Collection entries
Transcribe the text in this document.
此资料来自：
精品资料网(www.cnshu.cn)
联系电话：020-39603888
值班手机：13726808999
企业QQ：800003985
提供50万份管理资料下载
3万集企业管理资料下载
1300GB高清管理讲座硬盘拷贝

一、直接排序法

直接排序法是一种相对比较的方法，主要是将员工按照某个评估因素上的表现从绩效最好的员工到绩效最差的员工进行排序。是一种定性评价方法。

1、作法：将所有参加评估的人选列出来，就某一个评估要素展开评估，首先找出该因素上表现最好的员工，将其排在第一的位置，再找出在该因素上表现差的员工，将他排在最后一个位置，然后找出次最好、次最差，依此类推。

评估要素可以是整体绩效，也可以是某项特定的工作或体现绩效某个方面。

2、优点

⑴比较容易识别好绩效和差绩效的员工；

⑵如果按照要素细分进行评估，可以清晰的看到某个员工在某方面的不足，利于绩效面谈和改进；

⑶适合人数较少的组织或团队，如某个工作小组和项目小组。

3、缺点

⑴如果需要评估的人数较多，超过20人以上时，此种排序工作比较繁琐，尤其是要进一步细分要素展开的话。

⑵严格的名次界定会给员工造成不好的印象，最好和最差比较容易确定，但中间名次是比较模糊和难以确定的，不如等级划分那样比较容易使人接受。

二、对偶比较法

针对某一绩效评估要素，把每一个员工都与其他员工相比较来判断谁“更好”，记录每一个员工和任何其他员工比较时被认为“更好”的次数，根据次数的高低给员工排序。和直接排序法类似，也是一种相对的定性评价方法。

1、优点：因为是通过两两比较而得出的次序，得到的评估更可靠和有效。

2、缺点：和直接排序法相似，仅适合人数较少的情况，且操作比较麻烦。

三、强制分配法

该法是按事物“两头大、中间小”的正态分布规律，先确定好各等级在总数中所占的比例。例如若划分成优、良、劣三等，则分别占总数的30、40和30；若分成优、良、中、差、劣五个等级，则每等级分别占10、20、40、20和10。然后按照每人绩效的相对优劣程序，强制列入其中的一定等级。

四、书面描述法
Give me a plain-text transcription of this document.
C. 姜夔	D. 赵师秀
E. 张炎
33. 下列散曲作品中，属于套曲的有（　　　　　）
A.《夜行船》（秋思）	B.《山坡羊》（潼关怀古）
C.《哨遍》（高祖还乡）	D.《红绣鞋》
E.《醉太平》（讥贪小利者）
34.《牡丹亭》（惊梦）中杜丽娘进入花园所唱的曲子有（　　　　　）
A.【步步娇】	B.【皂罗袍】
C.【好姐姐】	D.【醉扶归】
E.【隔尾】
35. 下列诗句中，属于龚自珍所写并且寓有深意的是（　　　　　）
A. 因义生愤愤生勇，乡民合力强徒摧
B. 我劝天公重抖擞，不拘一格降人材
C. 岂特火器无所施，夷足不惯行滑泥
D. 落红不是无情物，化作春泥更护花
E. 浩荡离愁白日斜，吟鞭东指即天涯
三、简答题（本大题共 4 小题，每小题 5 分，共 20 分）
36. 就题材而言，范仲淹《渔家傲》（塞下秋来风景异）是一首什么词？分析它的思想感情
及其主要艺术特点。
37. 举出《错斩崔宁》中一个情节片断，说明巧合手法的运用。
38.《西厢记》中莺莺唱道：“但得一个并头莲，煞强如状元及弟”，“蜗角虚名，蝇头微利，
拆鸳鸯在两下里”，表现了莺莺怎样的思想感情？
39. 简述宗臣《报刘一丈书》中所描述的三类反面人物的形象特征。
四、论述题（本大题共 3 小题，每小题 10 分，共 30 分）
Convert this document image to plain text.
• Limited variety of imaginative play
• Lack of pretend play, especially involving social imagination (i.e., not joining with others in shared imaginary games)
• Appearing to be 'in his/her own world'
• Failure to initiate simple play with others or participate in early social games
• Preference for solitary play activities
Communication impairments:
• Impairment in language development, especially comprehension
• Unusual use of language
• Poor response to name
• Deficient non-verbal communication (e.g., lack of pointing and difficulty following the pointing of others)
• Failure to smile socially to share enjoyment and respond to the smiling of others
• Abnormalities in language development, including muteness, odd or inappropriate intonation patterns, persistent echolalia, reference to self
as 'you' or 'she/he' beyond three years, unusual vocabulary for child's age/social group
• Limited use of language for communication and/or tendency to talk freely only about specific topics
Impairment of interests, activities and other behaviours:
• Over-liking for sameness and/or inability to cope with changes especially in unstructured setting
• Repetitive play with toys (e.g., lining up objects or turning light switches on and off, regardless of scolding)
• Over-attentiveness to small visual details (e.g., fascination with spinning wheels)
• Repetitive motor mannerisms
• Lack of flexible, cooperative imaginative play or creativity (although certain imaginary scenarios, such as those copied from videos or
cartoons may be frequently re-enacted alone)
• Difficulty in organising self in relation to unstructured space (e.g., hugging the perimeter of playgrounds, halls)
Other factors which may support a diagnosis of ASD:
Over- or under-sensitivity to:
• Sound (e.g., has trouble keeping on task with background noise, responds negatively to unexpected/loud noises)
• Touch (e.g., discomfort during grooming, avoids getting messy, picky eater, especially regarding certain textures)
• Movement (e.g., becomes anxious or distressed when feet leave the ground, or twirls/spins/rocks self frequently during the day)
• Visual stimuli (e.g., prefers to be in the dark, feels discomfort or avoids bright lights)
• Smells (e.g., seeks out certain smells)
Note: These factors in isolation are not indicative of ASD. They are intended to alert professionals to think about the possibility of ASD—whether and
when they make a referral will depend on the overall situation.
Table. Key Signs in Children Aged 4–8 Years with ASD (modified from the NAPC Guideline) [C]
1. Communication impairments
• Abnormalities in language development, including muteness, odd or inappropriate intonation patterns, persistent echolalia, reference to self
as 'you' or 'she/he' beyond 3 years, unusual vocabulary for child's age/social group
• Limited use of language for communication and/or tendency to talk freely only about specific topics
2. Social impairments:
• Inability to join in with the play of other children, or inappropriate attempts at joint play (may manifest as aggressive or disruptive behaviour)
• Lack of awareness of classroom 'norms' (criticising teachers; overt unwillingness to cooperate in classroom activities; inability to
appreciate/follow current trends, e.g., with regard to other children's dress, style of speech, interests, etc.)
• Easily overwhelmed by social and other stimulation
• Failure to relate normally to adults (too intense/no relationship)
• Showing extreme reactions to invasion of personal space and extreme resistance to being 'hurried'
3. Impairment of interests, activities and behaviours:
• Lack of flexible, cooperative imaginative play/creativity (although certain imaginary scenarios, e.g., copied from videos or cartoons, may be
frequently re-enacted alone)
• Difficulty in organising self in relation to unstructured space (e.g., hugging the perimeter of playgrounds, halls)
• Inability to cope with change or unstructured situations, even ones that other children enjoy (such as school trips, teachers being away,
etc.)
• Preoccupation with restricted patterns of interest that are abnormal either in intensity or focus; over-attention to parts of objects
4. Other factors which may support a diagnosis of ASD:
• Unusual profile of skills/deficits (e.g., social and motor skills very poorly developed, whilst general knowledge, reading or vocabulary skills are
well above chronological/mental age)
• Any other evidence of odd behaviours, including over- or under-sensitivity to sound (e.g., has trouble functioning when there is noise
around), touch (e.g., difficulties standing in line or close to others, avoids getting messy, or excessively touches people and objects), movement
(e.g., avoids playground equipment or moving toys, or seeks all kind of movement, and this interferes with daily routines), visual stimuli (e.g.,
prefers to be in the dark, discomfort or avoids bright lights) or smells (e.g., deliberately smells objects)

INSTRUCTIONS TO FOLLOW: Which lines of the material contain the string "from"? List each of them.

ANSWER TO THE EXERCISE:
• Lack of flexible, cooperative imaginative play or creativity (although certain imaginary scenarios, such as those copied from videos or
Table. Key Signs in Children Aged 4–8 Years with ASD (modified from the NAPC Guideline) [C]
• Lack of flexible, cooperative imaginative play/creativity (although certain imaginary scenarios, e.g., copied from videos or cartoons, may be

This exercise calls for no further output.